Directive:
Emit the entire listing verbatim.

The input:
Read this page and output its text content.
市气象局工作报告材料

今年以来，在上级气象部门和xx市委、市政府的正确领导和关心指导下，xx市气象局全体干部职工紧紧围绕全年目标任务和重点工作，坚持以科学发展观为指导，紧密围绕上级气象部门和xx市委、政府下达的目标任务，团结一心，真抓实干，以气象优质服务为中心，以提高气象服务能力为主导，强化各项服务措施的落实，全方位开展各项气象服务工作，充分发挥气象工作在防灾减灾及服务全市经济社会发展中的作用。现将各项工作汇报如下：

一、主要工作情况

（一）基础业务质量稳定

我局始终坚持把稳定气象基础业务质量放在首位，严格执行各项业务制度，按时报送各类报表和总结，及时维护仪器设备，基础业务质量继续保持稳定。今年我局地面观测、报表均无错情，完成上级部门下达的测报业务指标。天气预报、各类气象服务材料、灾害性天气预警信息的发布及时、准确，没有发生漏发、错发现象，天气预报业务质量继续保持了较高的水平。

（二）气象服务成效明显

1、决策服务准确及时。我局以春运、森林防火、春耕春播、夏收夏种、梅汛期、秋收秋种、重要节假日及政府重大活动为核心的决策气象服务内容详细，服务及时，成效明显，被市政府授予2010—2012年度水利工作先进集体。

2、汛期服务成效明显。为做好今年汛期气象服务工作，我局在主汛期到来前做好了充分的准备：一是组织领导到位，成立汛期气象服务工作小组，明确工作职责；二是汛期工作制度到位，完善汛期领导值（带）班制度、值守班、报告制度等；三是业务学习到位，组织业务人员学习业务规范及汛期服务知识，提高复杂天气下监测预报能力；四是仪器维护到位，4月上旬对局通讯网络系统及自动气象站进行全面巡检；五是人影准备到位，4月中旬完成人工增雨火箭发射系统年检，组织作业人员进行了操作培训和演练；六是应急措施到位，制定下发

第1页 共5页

Correct output:
Read this page and output its text content.
市气象局工作报告材料

今年以来，在上级气象部门和xx市委、市政府的正确领导和关心指导下，xx市气象局全体干部职工紧紧围绕全年目标任务和重点工作，坚持以科学发展观为指导，紧密围绕上级气象部门和xx市委、政府下达的目标任务，团结一心，真抓实干，以气象优质服务为中心，以提高气象服务能力为主导，强化各项服务措施的落实，全方位开展各项气象服务工作，充分发挥气象工作在防灾减灾及服务全市经济社会发展中的作用。现将各项工作汇报如下：

一、主要工作情况

（一）基础业务质量稳定

我局始终坚持把稳定气象基础业务质量放在首位，严格执行各项业务制度，按时报送各类报表和总结，及时维护仪器设备，基础业务质量继续保持稳定。今年我局地面观测、报表均无错情，完成上级部门下达的测报业务指标。天气预报、各类气象服务材料、灾害性天气预警信息的发布及时、准确，没有发生漏发、错发现象，天气预报业务质量继续保持了较高的水平。

（二）气象服务成效明显

1、决策服务准确及时。我局以春运、森林防火、春耕春播、夏收夏种、梅汛期、秋收秋种、重要节假日及政府重大活动为核心的决策气象服务内容详细，服务及时，成效明显，被市政府授予2010—2012年度水利工作先进集体。

2、汛期服务成效明显。为做好今年汛期气象服务工作，我局在主汛期到来前做好了充分的准备：一是组织领导到位，成立汛期气象服务工作小组，明确工作职责；二是汛期工作制度到位，完善汛期领导值（带）班制度、值守班、报告制度等；三是业务学习到位，组织业务人员学习业务规范及汛期服务知识，提高复杂天气下监测预报能力；四是仪器维护到位，4月上旬对局通讯网络系统及自动气象站进行全面巡检；五是人影准备到位，4月中旬完成人工增雨火箭发射系统年检，组织作业人员进行了操作培训和演练；六是应急措施到位，制定下发

第1页 共5页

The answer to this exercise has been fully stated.